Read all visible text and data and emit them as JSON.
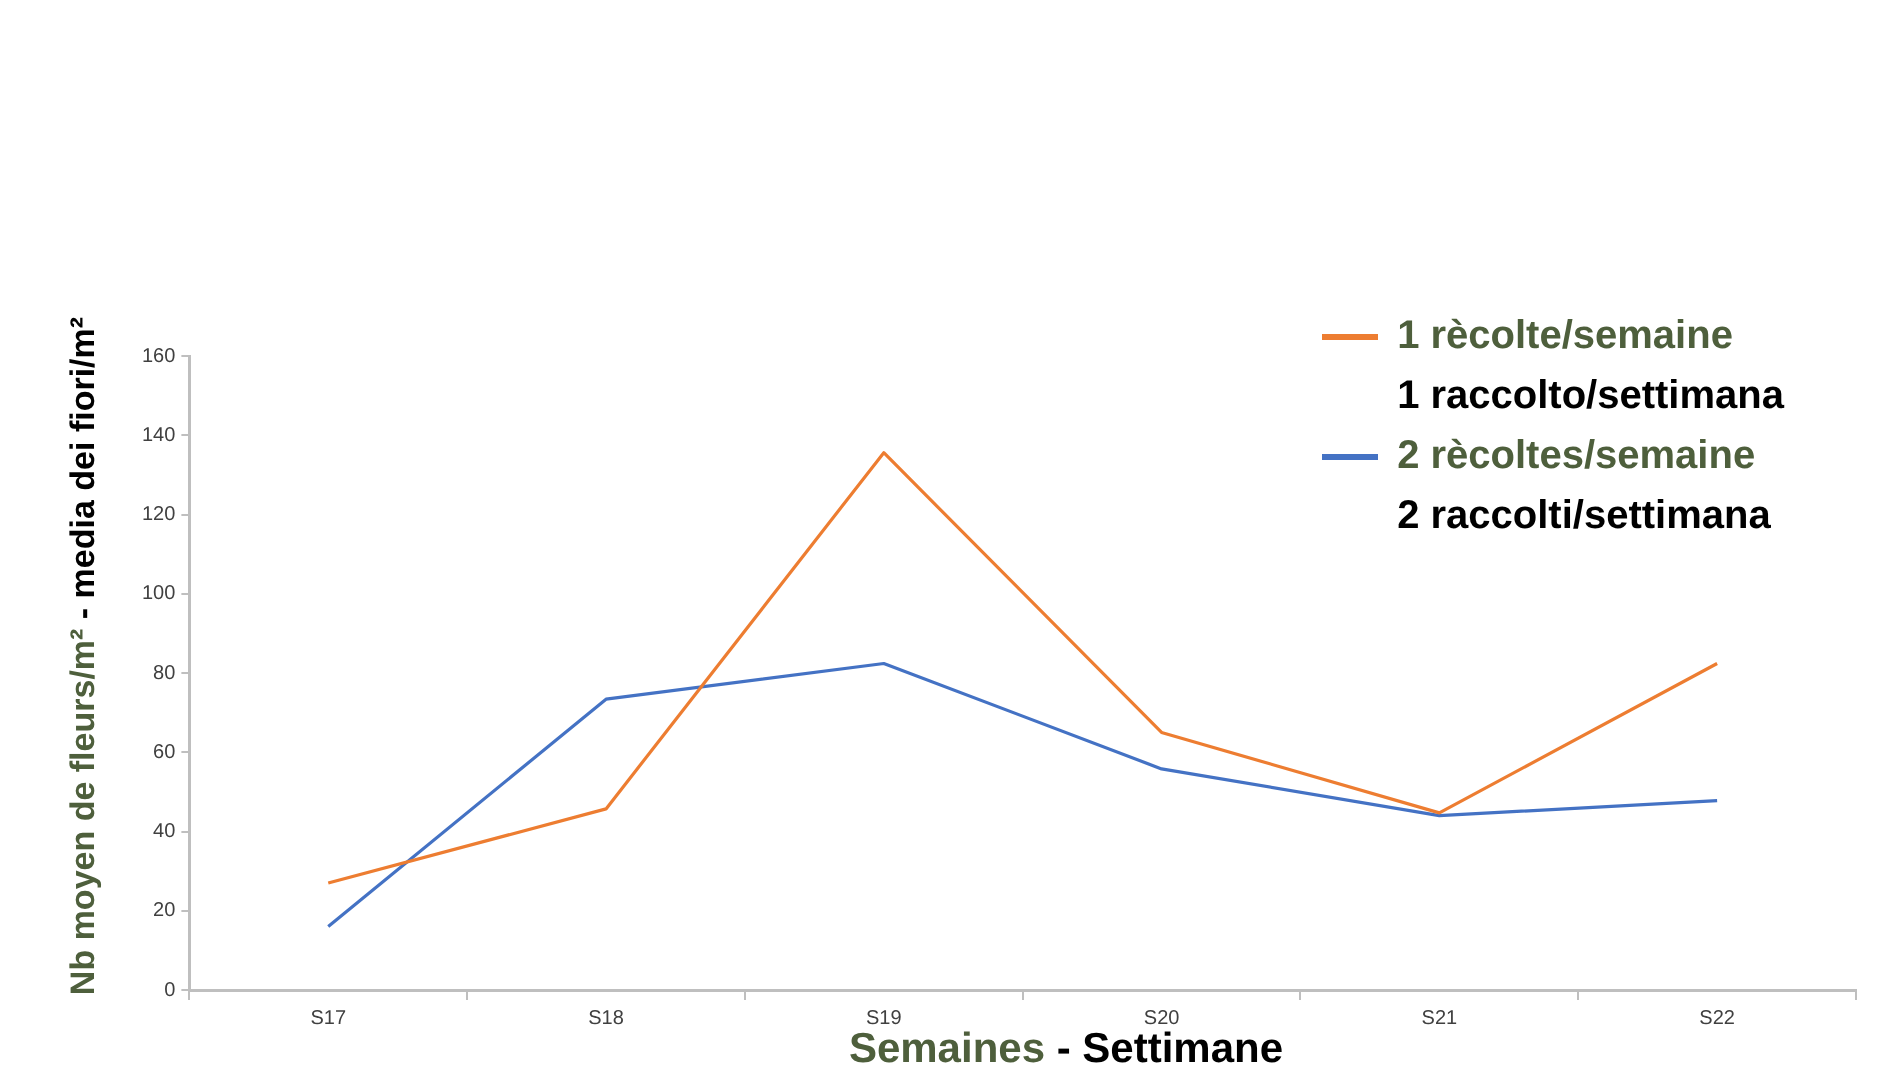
{
  "chart_data": {
    "type": "line",
    "xlabel": "Semaines - Settimane",
    "ylabel": "Nb moyen de fleurs/m² - media dei fiori/m²",
    "categories": [
      "S17",
      "S18",
      "S19",
      "S20",
      "S21",
      "S22"
    ],
    "series": [
      {
        "name": "1 rècolte/semaine\n1 raccolto/settimana",
        "color": "#ed7d31",
        "values": [
          27,
          45.7,
          135.6,
          65,
          44.7,
          82.4
        ]
      },
      {
        "name": "2 rècoltes/semaine\n2 raccolti/settimana",
        "color": "#4472c4",
        "values": [
          16,
          73.4,
          82.4,
          55.8,
          44,
          47.8
        ]
      }
    ],
    "ylim": [
      0,
      160
    ],
    "yticks": [
      0,
      20,
      40,
      60,
      80,
      100,
      120,
      140,
      160
    ],
    "grid": false,
    "legend": "top right",
    "marker": "none",
    "line_style": "solid"
  }
}
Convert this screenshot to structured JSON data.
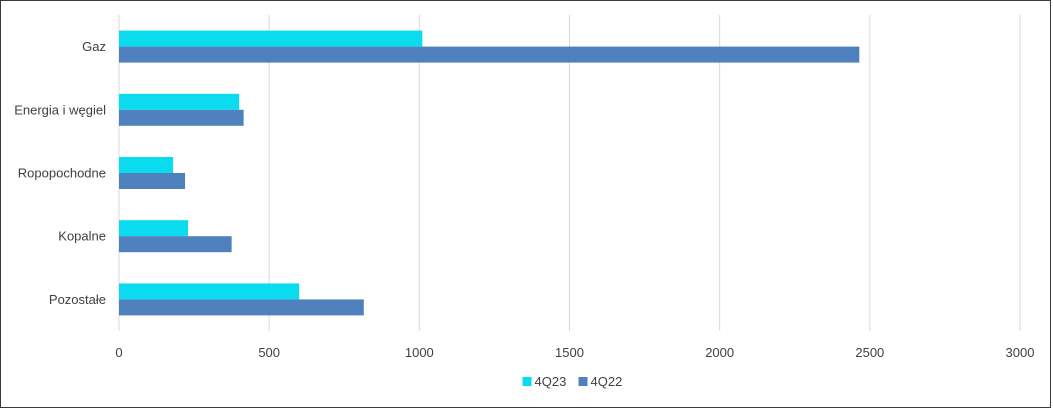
{
  "chart_data": {
    "type": "bar",
    "orientation": "horizontal",
    "categories": [
      "Gaz",
      "Energia i węgiel",
      "Ropopochodne",
      "Kopalne",
      "Pozostałe"
    ],
    "series": [
      {
        "name": "4Q23",
        "color": "#0BDBEF",
        "values": [
          1010,
          400,
          180,
          230,
          600
        ]
      },
      {
        "name": "4Q22",
        "color": "#4E81BD",
        "values": [
          2465,
          415,
          220,
          375,
          815
        ]
      }
    ],
    "xlim": [
      0,
      3000
    ],
    "xticks": [
      "0",
      "500",
      "1000",
      "1500",
      "2000",
      "2500",
      "3000"
    ],
    "title": "",
    "xlabel": "",
    "ylabel": "",
    "grid": "vertical",
    "legend_position": "bottom"
  }
}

——

## [Exercise instructions]
Print the complete listing exactly, apart from any pictures.

## [Worked answer]
Read all visible text and data and emit them as JSON.
{
  "chart_data": {
    "type": "line",
    "xlabel": "Semaines - Settimane",
    "ylabel": "Nb moyen de fleurs/m² - media dei fiori/m²",
    "categories": [
      "S17",
      "S18",
      "S19",
      "S20",
      "S21",
      "S22"
    ],
    "series": [
      {
        "name": "1 rècolte/semaine\n1 raccolto/settimana",
        "color": "#ed7d31",
        "values": [
          27,
          45.7,
          135.6,
          65,
          44.7,
          82.4
        ]
      },
      {
        "name": "2 rècoltes/semaine\n2 raccolti/settimana",
        "color": "#4472c4",
        "values": [
          16,
          73.4,
          82.4,
          55.8,
          44,
          47.8
        ]
      }
    ],
    "ylim": [
      0,
      160
    ],
    "yticks": [
      0,
      20,
      40,
      60,
      80,
      100,
      120,
      140,
      160
    ],
    "grid": false,
    "legend": "top right",
    "marker": "none",
    "line_style": "solid"
  }
}
Convert this screenshot to structured JSON data.
{
  "chart_data": {
    "type": "bar",
    "orientation": "horizontal",
    "categories": [
      "Gaz",
      "Energia i węgiel",
      "Ropopochodne",
      "Kopalne",
      "Pozostałe"
    ],
    "series": [
      {
        "name": "4Q23",
        "color": "#0BDBEF",
        "values": [
          1010,
          400,
          180,
          230,
          600
        ]
      },
      {
        "name": "4Q22",
        "color": "#4E81BD",
        "values": [
          2465,
          415,
          220,
          375,
          815
        ]
      }
    ],
    "xlim": [
      0,
      3000
    ],
    "xticks": [
      "0",
      "500",
      "1000",
      "1500",
      "2000",
      "2500",
      "3000"
    ],
    "title": "",
    "xlabel": "",
    "ylabel": "",
    "grid": "vertical",
    "legend_position": "bottom"
  }
}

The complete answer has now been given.